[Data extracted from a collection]

============================================================

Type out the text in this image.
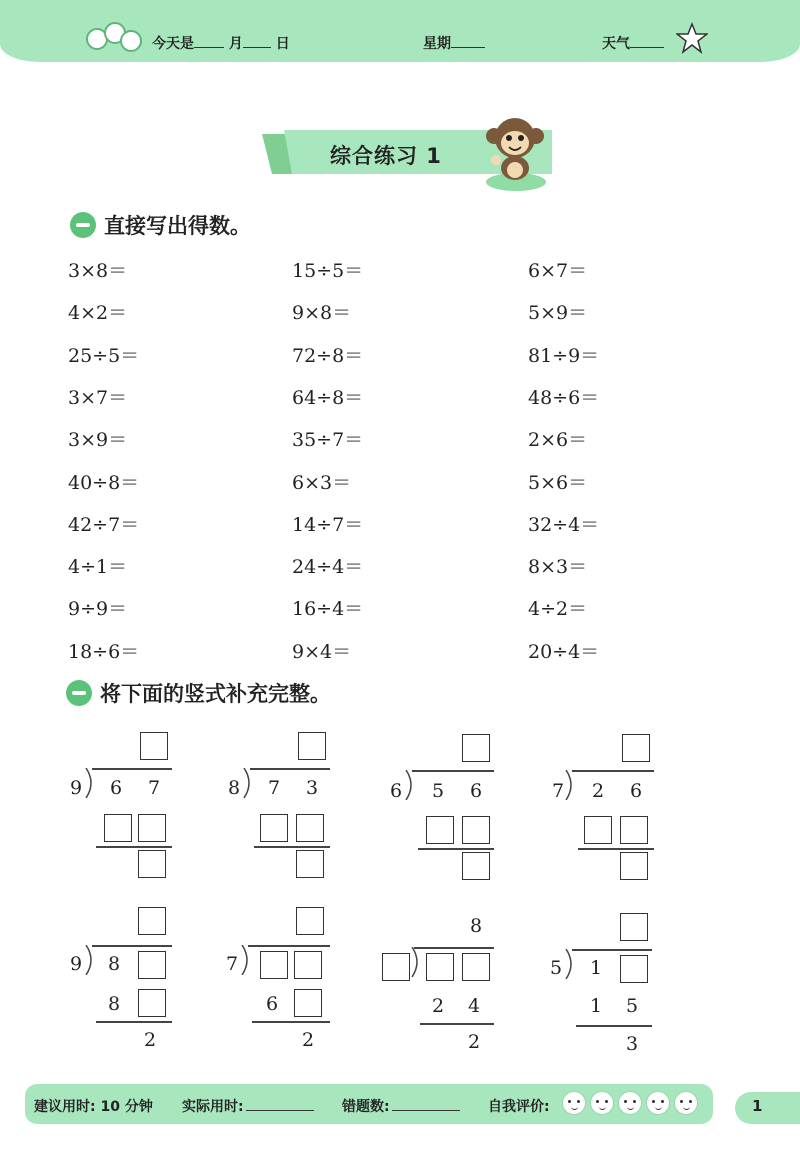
今天是 月 日	星期	天气
综合练习 1
直接写出得数。
3×8＝	15÷5＝	6×7＝
4×2＝	9×8＝	5×9＝
25÷5＝	72÷8＝	81÷9＝
3×7＝	64÷8＝	48÷6＝
3×9＝	35÷7＝	2×6＝
40÷8＝	6×3＝	5×6＝
42÷7＝	14÷7＝	32÷4＝
4÷1＝	24÷4＝	8×3＝
9÷9＝	16÷4＝	4÷2＝
18÷6＝	9×4＝	20÷4＝
将下面的竖式补充完整。
9 6 7	8 7 3	6 5 6	7 2 6
9 8
8
2
7
6
2
8
2 4
2
5 1
1 5
3
建议用时: 10 分钟 实际用时:	错题数:	自我评价:	1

============================================================

• [INSTRUCTION]:
All the records above need to be given again word for word. Skip the pictures.

• [REPLY TO THE TASK]:
Type out the text in this image.
今天是 月 日	星期	天气
综合练习 1
直接写出得数。
3×8＝	15÷5＝	6×7＝
4×2＝	9×8＝	5×9＝
25÷5＝	72÷8＝	81÷9＝
3×7＝	64÷8＝	48÷6＝
3×9＝	35÷7＝	2×6＝
40÷8＝	6×3＝	5×6＝
42÷7＝	14÷7＝	32÷4＝
4÷1＝	24÷4＝	8×3＝
9÷9＝	16÷4＝	4÷2＝
18÷6＝	9×4＝	20÷4＝
将下面的竖式补充完整。
9 6 7	8 7 3	6 5 6	7 2 6
9 8
8
2
7
6
2
8
2 4
2
5 1
1 5
3
建议用时: 10 分钟 实际用时:	错题数:	自我评价:	1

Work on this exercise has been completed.